Trecho:
--------------------------------------------------
03/01/2014 às 11h50min - Atualizada em 03/01/2014 às 11h50min

Curimatá: professores ameaçam não iniciar aulas por falta de salário

Segundo a representante do sindicato o período letivo de 2014 pode atrasar

Cidade Verde
Os professores de Curimatá estão ameaçando não iniciarem o ano letivo de 2014, no dia 28 de janeiro. O motivo é a falta de pagamento dos meses de novembro, dezembro e o décimo terceiro salário de 2013. 
 
 
Segundo a representante do Sindicato dos Professores do Sul do Piauí, Anudete Angelino Pereira, os 270 professores além dos demais servidores estão com os vencimentos atrasados. “Não vamos começar o ano letivo se o prefeito não pagar os atrasados. Ele nunca recebeu a categoria. Diz que não há dinheiro, mas sabemos pelos extratos que o repasse foi feito”, declarou. Ela ressalta que ainda há funcionários que não receberam também o pagamento referente a novembro e dezembro de 2012. 
 
O prefeito Reidan Kleber afirma que o repasse do Fundo Nacional de Desenvolvimento da Educação Básica (Fundeb) estava repassando R$ 400 mil, valor que não era suficiente para pagara os servidores. “Não só Curimatá, mas vários municípios do Brasil fecharam o ano com as contas negativas. A nossa folha é de R$ 480 mil. Temos 2.309 alunos para 270 professores, o que dá uma média de nove alunos por professor. É um problema antigo que acontece desde 2001 quando foram demitidos servidores, feito um concurso, e a Justiça mandou que eles voltassem”, pontua. Sobre os salários de 2012, o gestor afirma que parte dos servidores já está sendo paga de forma parcelada enquanto outra parte não aceitou o acordo.
--------------------------------------------------
Reproduza sem nenhuma alteração a parte da notícia sobre os professores de Curimatá que vai de "Curimatá: professores ameaçam" até "dezembro de 2012.".

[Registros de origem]
--------------------------------------------------
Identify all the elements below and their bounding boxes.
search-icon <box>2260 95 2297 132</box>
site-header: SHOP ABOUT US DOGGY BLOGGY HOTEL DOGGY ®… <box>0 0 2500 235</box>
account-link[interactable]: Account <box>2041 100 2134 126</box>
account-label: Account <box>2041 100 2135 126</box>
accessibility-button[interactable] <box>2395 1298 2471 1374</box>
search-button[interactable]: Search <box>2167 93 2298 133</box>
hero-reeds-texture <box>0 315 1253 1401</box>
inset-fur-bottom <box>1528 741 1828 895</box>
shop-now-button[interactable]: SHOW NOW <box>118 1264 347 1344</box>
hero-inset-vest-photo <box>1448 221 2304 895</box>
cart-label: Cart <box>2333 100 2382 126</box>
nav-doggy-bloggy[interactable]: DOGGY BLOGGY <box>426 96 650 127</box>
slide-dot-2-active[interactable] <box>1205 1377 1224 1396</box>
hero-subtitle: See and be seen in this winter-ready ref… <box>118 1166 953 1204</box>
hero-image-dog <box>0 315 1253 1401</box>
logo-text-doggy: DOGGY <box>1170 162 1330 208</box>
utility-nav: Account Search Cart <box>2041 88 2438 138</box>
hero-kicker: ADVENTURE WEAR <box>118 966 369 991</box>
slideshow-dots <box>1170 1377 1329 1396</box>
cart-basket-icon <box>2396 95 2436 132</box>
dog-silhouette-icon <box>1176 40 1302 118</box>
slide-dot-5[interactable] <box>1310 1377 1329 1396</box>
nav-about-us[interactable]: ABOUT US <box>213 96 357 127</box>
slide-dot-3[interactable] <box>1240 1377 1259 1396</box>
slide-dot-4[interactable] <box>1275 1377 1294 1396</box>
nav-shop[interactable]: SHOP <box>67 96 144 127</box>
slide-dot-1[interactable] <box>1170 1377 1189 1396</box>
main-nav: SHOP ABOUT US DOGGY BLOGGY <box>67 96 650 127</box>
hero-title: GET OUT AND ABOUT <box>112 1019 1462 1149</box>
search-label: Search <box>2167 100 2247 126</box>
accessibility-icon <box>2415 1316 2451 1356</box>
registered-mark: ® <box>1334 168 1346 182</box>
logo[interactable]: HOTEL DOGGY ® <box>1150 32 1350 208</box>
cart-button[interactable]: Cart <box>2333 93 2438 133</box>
--------------------------------------------------
Resposta:
Curimatá: professores ameaçam não iniciar aulas por falta de salário

Segundo a representante do sindicato o período letivo de 2014 pode atrasar

Cidade Verde
Os professores de Curimatá estão ameaçando não iniciarem o ano letivo de 2014, no dia 28 de janeiro. O motivo é a falta de pagamento dos meses de novembro, dezembro e o décimo terceiro salário de 2013. 
 
 
Segundo a representante do Sindicato dos Professores do Sul do Piauí, Anudete Angelino Pereira, os 270 professores além dos demais servidores estão com os vencimentos atrasados. “Não vamos começar o ano letivo se o prefeito não pagar os atrasados. Ele nunca recebeu a categoria. Diz que não há dinheiro, mas sabemos pelos extratos que o repasse foi feito”, declarou. Ela ressalta que ainda há funcionários que não receberam também o pagamento referente a novembro e dezembro de 2012.